**INSTRUCTIONS FOR THE TASK**
Report back each line of the records that contains the string "como".

Entries from a dataset:
* begin *

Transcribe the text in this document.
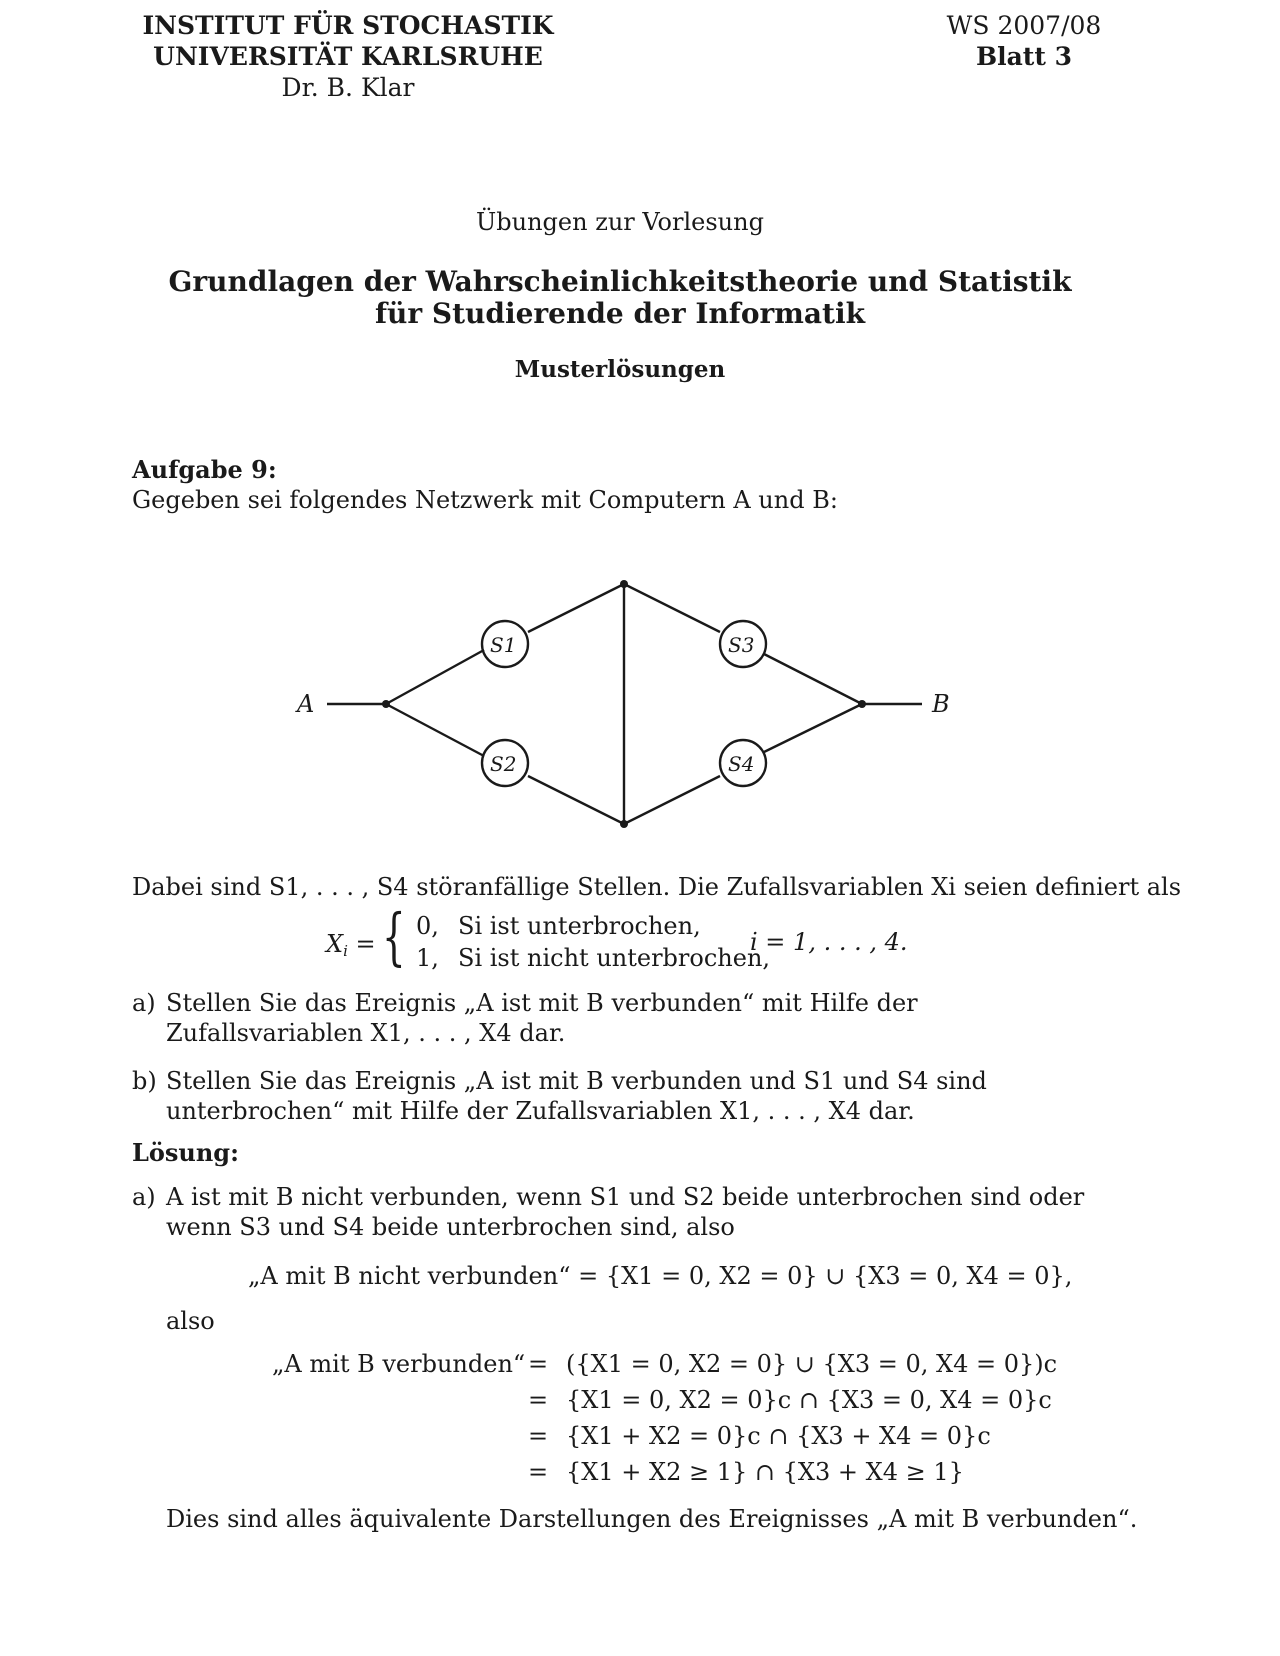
INSTITUT FÜR STOCHASTIK
UNIVERSITÄT KARLSRUHE
Dr. B. Klar
WS 2007/08
Blatt 3
Übungen zur Vorlesung
Grundlagen der Wahrscheinlichkeitstheorie und Statistik
für Studierende der Informatik
Musterlösungen
Aufgabe 9:
Gegeben sei folgendes Netzwerk mit Computern A und B:
A	B
S1
S2
S3
S4
Dabei sind S1, . . . , S4 störanfällige Stellen. Die Zufallsvariablen Xi seien definiert als
$X_i$ = { 0, Si ist unterbrochen,
1, Si ist nicht unterbrochen,
i = 1, . . . , 4.
a) Stellen Sie das Ereignis „A ist mit B verbunden“ mit Hilfe der Zufallsvariablen X1, . . . , X4 dar.
b) Stellen Sie das Ereignis „A ist mit B verbunden und S1 und S4 sind unterbrochen“ mit Hilfe der Zufallsvariablen X1, . . . , X4 dar.
Lösung:
a) A ist mit B nicht verbunden, wenn S1 und S2 beide unterbrochen sind oder wenn S3 und S4 beide unterbrochen sind, also
„A mit B nicht verbunden“ = {X1 = 0, X2 = 0} ∪ {X3 = 0, X4 = 0},
also
„A mit B verbunden“ = ({X1 = 0, X2 = 0} ∪ {X3 = 0, X4 = 0})c
= {X1 = 0, X2 = 0}c ∩ {X3 = 0, X4 = 0}c
= {X1 + X2 = 0}c ∩ {X3 + X4 = 0}c
= {X1 + X2 ≥ 1} ∩ {X3 + X4 ≥ 1}
Dies sind alles äquivalente Darstellungen des Ereignisses „A mit B verbunden“.
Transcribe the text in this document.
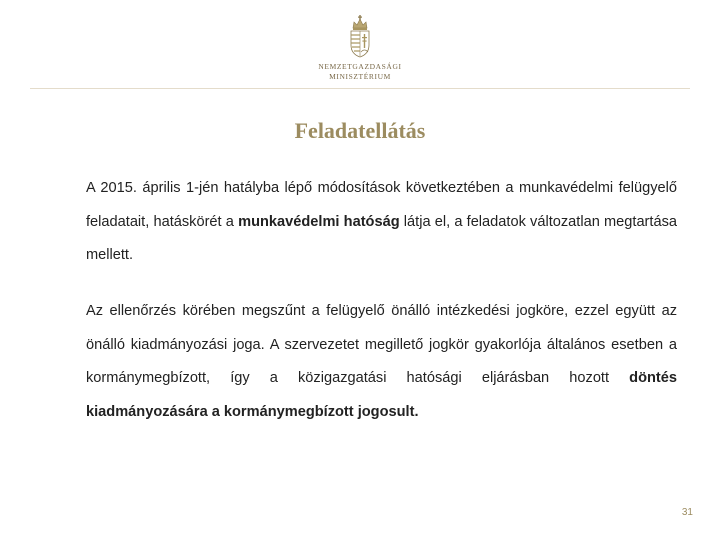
NEMZETGAZDASÁGI
MINISZTÉRIUM
Feladatellátás
A 2015. április 1-jén hatályba lépő módosítások következtében a munkavédelmi felügyelő feladatait, hatáskörét a munkavédelmi hatóság látja el, a feladatok változatlan megtartása mellett.
Az ellenőrzés körében megszűnt a felügyelő önálló intézkedési jogköre, ezzel együtt az önálló kiadmányozási joga. A szervezetet megillető jogkör gyakorlója általános esetben a kormánymegbízott, így a közigazgatási hatósági eljárásban hozott döntés kiadmányozására a kormánymegbízott jogosult.
31
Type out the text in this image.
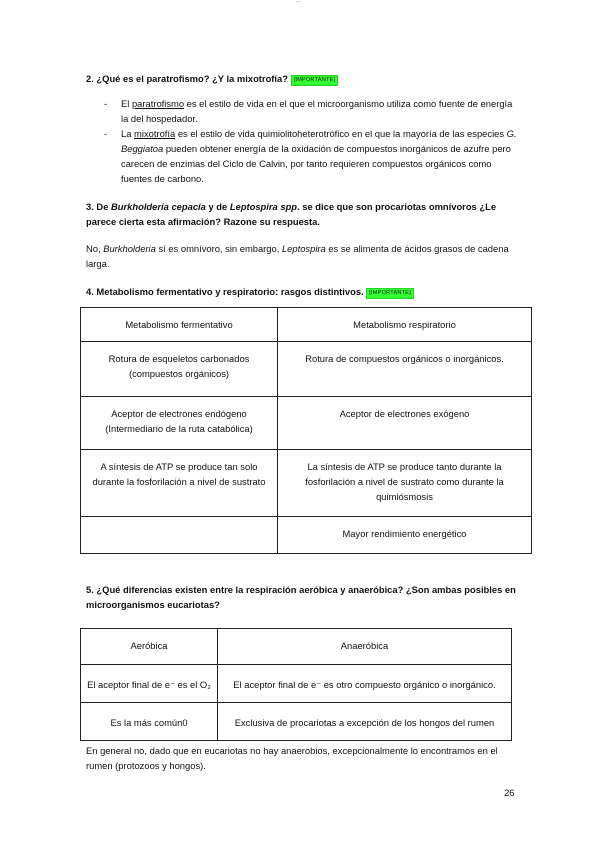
...
2. ¿Qué es el paratrofismo? ¿Y la mixotrofía? [IMPORTANTE]
- El paratrofismo es el estilo de vida en el que el microorganismo utiliza como fuente de energía la del hospedador.
- La mixotrofía es el estilo de vida quimiolitoheterotrófico en el que la mayoría de las especies G. Beggiatoa pueden obtener energía de la oxidación de compuestos inorgánicos de azufre pero carecen de enzimas del Ciclo de Calvin, por tanto requieren compuestos orgánicos como fuentes de carbono.
3. De Burkholderia cepacia y de Leptospira spp. se dice que son procariotas omnívoros ¿Le parece cierta esta afirmación? Razone su respuesta.
No, Burkholderia sí es omnívoro, sin embargo, Leptospira es se alimenta de ácidos grasos de cadena larga.
4. Metabolismo fermentativo y respiratorio: rasgos distintivos. [IMPORTANTE]
Metabolismo fermentativo	Metabolismo respiratorio
Rotura de esqueletos carbonados (compuestos orgánicos)	Rotura de compuestos orgánicos o inorgánicos.
Aceptor de electrones endógeno (Intermediario de la ruta catabólica)	Aceptor de electrones exógeno
A síntesis de ATP se produce tan solo durante la fosforilación a nivel de sustrato	La síntesis de ATP se produce tanto durante la fosforilación a nivel de sustrato como durante la quimiósmosis
	Mayor rendimiento energético
5. ¿Qué diferencias existen entre la respiración aeróbica y anaeróbica? ¿Son ambas posibles en microorganismos eucariotas?
Aeróbica	Anaeróbica
El aceptor final de e⁻ es el O₂	El aceptor final de e⁻ es otro compuesto orgánico o inorgánico.
Es la más común0	Exclusiva de procariotas a excepción de los hongos del rumen
En general no, dado que en eucariotas no hay anaerobios, excepcionalmente lo encontramos en el rumen (protozoos y hongos).
26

* end *

**WRITTEN RESPONSE**
- El paratrofismo es el estilo de vida en el que el microorganismo utiliza como fuente de energía la del hospedador.
- La mixotrofía es el estilo de vida quimiolitoheterotrófico en el que la mayoría de las especies G. Beggiatoa pueden obtener energía de la oxidación de compuestos inorgánicos de azufre pero carecen de enzimas del Ciclo de Calvin, por tanto requieren compuestos orgánicos como fuentes de carbono.
A síntesis de ATP se produce tan solo durante la fosforilación a nivel de sustrato	La síntesis de ATP se produce tanto durante la fosforilación a nivel de sustrato como durante la quimiósmosis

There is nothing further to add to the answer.